(Records excerpted from a collection)
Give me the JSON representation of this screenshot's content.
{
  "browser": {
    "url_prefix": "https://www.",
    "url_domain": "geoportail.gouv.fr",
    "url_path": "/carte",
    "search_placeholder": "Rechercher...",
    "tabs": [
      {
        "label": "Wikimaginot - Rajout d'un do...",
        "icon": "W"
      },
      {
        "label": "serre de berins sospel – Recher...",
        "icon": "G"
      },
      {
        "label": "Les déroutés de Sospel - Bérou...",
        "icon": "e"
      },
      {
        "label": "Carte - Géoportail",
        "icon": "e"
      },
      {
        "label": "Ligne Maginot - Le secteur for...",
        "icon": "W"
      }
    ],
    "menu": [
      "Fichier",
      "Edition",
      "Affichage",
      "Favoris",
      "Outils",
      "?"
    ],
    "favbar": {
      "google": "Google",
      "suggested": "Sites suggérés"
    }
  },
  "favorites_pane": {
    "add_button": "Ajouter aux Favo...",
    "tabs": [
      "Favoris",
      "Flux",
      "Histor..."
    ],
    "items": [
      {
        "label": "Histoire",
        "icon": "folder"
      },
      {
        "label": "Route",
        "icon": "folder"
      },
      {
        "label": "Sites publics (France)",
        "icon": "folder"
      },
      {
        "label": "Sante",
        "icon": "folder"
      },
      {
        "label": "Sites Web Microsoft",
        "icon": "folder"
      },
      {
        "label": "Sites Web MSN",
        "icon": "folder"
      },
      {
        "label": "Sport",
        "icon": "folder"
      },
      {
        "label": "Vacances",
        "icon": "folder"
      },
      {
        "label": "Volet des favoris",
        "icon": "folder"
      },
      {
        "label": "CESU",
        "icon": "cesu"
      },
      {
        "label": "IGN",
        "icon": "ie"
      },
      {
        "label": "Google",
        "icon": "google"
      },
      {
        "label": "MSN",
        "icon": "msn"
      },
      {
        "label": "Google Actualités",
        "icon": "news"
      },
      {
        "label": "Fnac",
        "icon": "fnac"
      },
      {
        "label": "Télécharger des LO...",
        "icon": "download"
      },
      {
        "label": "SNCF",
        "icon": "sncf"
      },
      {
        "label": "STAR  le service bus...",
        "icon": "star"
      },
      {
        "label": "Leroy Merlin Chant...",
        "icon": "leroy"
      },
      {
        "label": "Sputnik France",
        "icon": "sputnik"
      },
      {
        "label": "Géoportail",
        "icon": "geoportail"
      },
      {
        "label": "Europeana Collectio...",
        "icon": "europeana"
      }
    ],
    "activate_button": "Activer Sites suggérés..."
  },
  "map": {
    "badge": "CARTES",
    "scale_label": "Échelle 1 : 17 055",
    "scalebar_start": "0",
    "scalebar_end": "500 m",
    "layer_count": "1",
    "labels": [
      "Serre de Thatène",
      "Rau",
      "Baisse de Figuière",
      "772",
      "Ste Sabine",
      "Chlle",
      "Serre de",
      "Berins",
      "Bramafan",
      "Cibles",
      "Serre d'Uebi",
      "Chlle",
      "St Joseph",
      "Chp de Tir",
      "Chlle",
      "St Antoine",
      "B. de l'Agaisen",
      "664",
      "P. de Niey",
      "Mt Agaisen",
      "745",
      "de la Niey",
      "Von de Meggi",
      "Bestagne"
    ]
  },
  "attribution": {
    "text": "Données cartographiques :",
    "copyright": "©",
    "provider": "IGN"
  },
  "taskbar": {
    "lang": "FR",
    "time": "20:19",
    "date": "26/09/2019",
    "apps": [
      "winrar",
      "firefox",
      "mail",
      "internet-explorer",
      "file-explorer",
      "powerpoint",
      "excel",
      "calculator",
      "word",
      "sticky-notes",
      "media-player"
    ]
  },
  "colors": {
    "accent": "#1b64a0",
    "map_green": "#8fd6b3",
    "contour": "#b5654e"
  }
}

Task prompt: Transcribe the data. Leave every line exactly as it is.

Output below:
Give me the JSON representation of this screenshot's content.
{
  "browser": {
    "url_prefix": "https://www.",
    "url_domain": "geoportail.gouv.fr",
    "url_path": "/carte",
    "search_placeholder": "Rechercher...",
    "tabs": [
      {
        "label": "Wikimaginot - Rajout d'un do...",
        "icon": "W"
      },
      {
        "label": "serre de berins sospel – Recher...",
        "icon": "G"
      },
      {
        "label": "Les déroutés de Sospel - Bérou...",
        "icon": "e"
      },
      {
        "label": "Carte - Géoportail",
        "icon": "e"
      },
      {
        "label": "Ligne Maginot - Le secteur for...",
        "icon": "W"
      }
    ],
    "menu": [
      "Fichier",
      "Edition",
      "Affichage",
      "Favoris",
      "Outils",
      "?"
    ],
    "favbar": {
      "google": "Google",
      "suggested": "Sites suggérés"
    }
  },
  "favorites_pane": {
    "add_button": "Ajouter aux Favo...",
    "tabs": [
      "Favoris",
      "Flux",
      "Histor..."
    ],
    "items": [
      {
        "label": "Histoire",
        "icon": "folder"
      },
      {
        "label": "Route",
        "icon": "folder"
      },
      {
        "label": "Sites publics (France)",
        "icon": "folder"
      },
      {
        "label": "Sante",
        "icon": "folder"
      },
      {
        "label": "Sites Web Microsoft",
        "icon": "folder"
      },
      {
        "label": "Sites Web MSN",
        "icon": "folder"
      },
      {
        "label": "Sport",
        "icon": "folder"
      },
      {
        "label": "Vacances",
        "icon": "folder"
      },
      {
        "label": "Volet des favoris",
        "icon": "folder"
      },
      {
        "label": "CESU",
        "icon": "cesu"
      },
      {
        "label": "IGN",
        "icon": "ie"
      },
      {
        "label": "Google",
        "icon": "google"
      },
      {
        "label": "MSN",
        "icon": "msn"
      },
      {
        "label": "Google Actualités",
        "icon": "news"
      },
      {
        "label": "Fnac",
        "icon": "fnac"
      },
      {
        "label": "Télécharger des LO...",
        "icon": "download"
      },
      {
        "label": "SNCF",
        "icon": "sncf"
      },
      {
        "label": "STAR  le service bus...",
        "icon": "star"
      },
      {
        "label": "Leroy Merlin Chant...",
        "icon": "leroy"
      },
      {
        "label": "Sputnik France",
        "icon": "sputnik"
      },
      {
        "label": "Géoportail",
        "icon": "geoportail"
      },
      {
        "label": "Europeana Collectio...",
        "icon": "europeana"
      }
    ],
    "activate_button": "Activer Sites suggérés..."
  },
  "map": {
    "badge": "CARTES",
    "scale_label": "Échelle 1 : 17 055",
    "scalebar_start": "0",
    "scalebar_end": "500 m",
    "layer_count": "1",
    "labels": [
      "Serre de Thatène",
      "Rau",
      "Baisse de Figuière",
      "772",
      "Ste Sabine",
      "Chlle",
      "Serre de",
      "Berins",
      "Bramafan",
      "Cibles",
      "Serre d'Uebi",
      "Chlle",
      "St Joseph",
      "Chp de Tir",
      "Chlle",
      "St Antoine",
      "B. de l'Agaisen",
      "664",
      "P. de Niey",
      "Mt Agaisen",
      "745",
      "de la Niey",
      "Von de Meggi",
      "Bestagne"
    ]
  },
  "attribution": {
    "text": "Données cartographiques :",
    "copyright": "©",
    "provider": "IGN"
  },
  "taskbar": {
    "lang": "FR",
    "time": "20:19",
    "date": "26/09/2019",
    "apps": [
      "winrar",
      "firefox",
      "mail",
      "internet-explorer",
      "file-explorer",
      "powerpoint",
      "excel",
      "calculator",
      "word",
      "sticky-notes",
      "media-player"
    ]
  },
  "colors": {
    "accent": "#1b64a0",
    "map_green": "#8fd6b3",
    "contour": "#b5654e"
  }
}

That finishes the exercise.